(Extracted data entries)
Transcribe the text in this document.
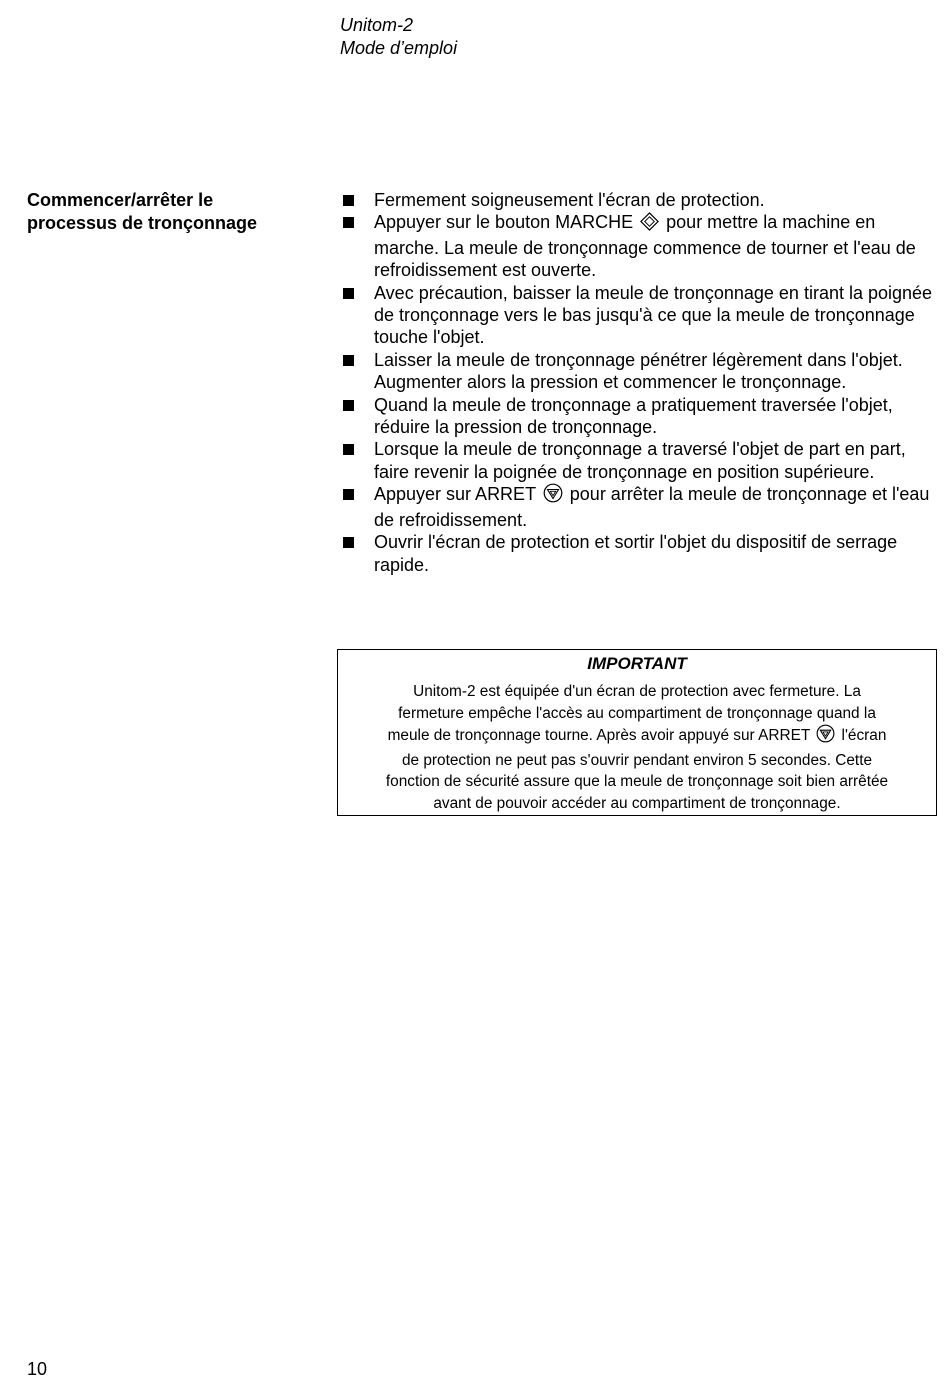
Unitom-2
Mode d’emploi
Commencer/arrêter le
processus de tronçonnage
Fermement soigneusement l'écran de protection.
Appuyer sur le bouton MARCHE pour mettre la machine en marche. La meule de tronçonnage commence de tourner et l'eau de refroidissement est ouverte.
Avec précaution, baisser la meule de tronçonnage en tirant la poignée de tronçonnage vers le bas jusqu'à ce que la meule de tronçonnage touche l'objet.
Laisser la meule de tronçonnage pénétrer légèrement dans l'objet. Augmenter alors la pression et commencer le tronçonnage.
Quand la meule de tronçonnage a pratiquement traversée l'objet, réduire la pression de tronçonnage.
Lorsque la meule de tronçonnage a traversé l'objet de part en part, faire revenir la poignée de tronçonnage en position supérieure.
Appuyer sur ARRET pour arrêter la meule de tronçonnage et l'eau de refroidissement.
Ouvrir l'écran de protection et sortir l'objet du dispositif de serrage rapide.
IMPORTANT
Unitom-2 est équipée d'un écran de protection avec fermeture. La
fermeture empêche l'accès au compartiment de tronçonnage quand la
meule de tronçonnage tourne. Après avoir appuyé sur ARRET l'écran
de protection ne peut pas s'ouvrir pendant environ 5 secondes. Cette
fonction de sécurité assure que la meule de tronçonnage soit bien arrêtée
avant de pouvoir accéder au compartiment de tronçonnage.
10
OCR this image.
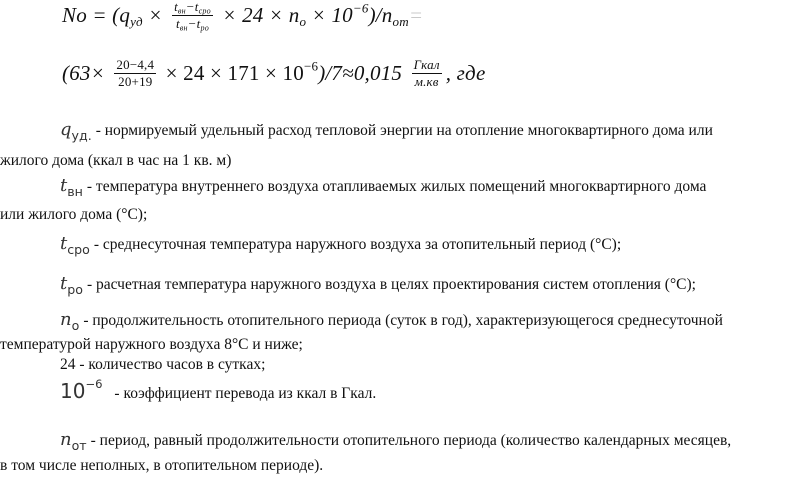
$No = (q_{уд} \times \frac{t_{вн}-t_{сро}}{t_{вн}-t_{ро}} \times 24 \times n_o \times 10^{-6})/n_{от}=$
$(63\times \frac{20-4,4}{20+19} \times 24 \times 171 \times 10^{-6})/7\approx 0,015 \frac{\text{Гкал}}{м.кв}$ , где
$q_{уд.}$ - нормируемый удельный расход тепловой энергии на отопление многоквартирного дома или
жилого дома (ккал в час на 1 кв. м)
$t_{вн}$ - температура внутреннего воздуха отапливаемых жилых помещений многоквартирного дома
или жилого дома (°С);
$t_{сро}$ - среднесуточная температура наружного воздуха за отопительный период (°С);
$t_{ро}$ - расчетная температура наружного воздуха в целях проектирования систем отопления (°С);
$n_о$ - продолжительность отопительного периода (суток в год), характеризующегося среднесуточной
температурой наружного воздуха 8°С и ниже;
24 - количество часов в сутках;
$10^{-6}$ - коэффициент перевода из ккал в Гкал.
$n_{от}$ - период, равный продолжительности отопительного периода (количество календарных месяцев,
в том числе неполных, в отопительном периоде).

What you have to do: Print out the lines exactly, skipping any picture.

Exercise result:
Transcribe the text in this document.
Unitom-2
Mode d’emploi
Commencer/arrêter le
processus de tronçonnage
Fermement soigneusement l'écran de protection.
Appuyer sur le bouton MARCHE pour mettre la machine en marche. La meule de tronçonnage commence de tourner et l'eau de refroidissement est ouverte.
Avec précaution, baisser la meule de tronçonnage en tirant la poignée de tronçonnage vers le bas jusqu'à ce que la meule de tronçonnage touche l'objet.
Laisser la meule de tronçonnage pénétrer légèrement dans l'objet. Augmenter alors la pression et commencer le tronçonnage.
Quand la meule de tronçonnage a pratiquement traversée l'objet, réduire la pression de tronçonnage.
Lorsque la meule de tronçonnage a traversé l'objet de part en part, faire revenir la poignée de tronçonnage en position supérieure.
Appuyer sur ARRET pour arrêter la meule de tronçonnage et l'eau de refroidissement.
Ouvrir l'écran de protection et sortir l'objet du dispositif de serrage rapide.
IMPORTANT
Unitom-2 est équipée d'un écran de protection avec fermeture. La
fermeture empêche l'accès au compartiment de tronçonnage quand la
meule de tronçonnage tourne. Après avoir appuyé sur ARRET l'écran
de protection ne peut pas s'ouvrir pendant environ 5 secondes. Cette
fonction de sécurité assure que la meule de tronçonnage soit bien arrêtée
avant de pouvoir accéder au compartiment de tronçonnage.
10
OCR this image.
$No = (q_{уд} \times \frac{t_{вн}-t_{сро}}{t_{вн}-t_{ро}} \times 24 \times n_o \times 10^{-6})/n_{от}=$
$(63\times \frac{20-4,4}{20+19} \times 24 \times 171 \times 10^{-6})/7\approx 0,015 \frac{\text{Гкал}}{м.кв}$ , где
$q_{уд.}$ - нормируемый удельный расход тепловой энергии на отопление многоквартирного дома или
жилого дома (ккал в час на 1 кв. м)
$t_{вн}$ - температура внутреннего воздуха отапливаемых жилых помещений многоквартирного дома
или жилого дома (°С);
$t_{сро}$ - среднесуточная температура наружного воздуха за отопительный период (°С);
$t_{ро}$ - расчетная температура наружного воздуха в целях проектирования систем отопления (°С);
$n_о$ - продолжительность отопительного периода (суток в год), характеризующегося среднесуточной
температурой наружного воздуха 8°С и ниже;
24 - количество часов в сутках;
$10^{-6}$ - коэффициент перевода из ккал в Гкал.
$n_{от}$ - период, равный продолжительности отопительного периода (количество календарных месяцев,
в том числе неполных, в отопительном периоде).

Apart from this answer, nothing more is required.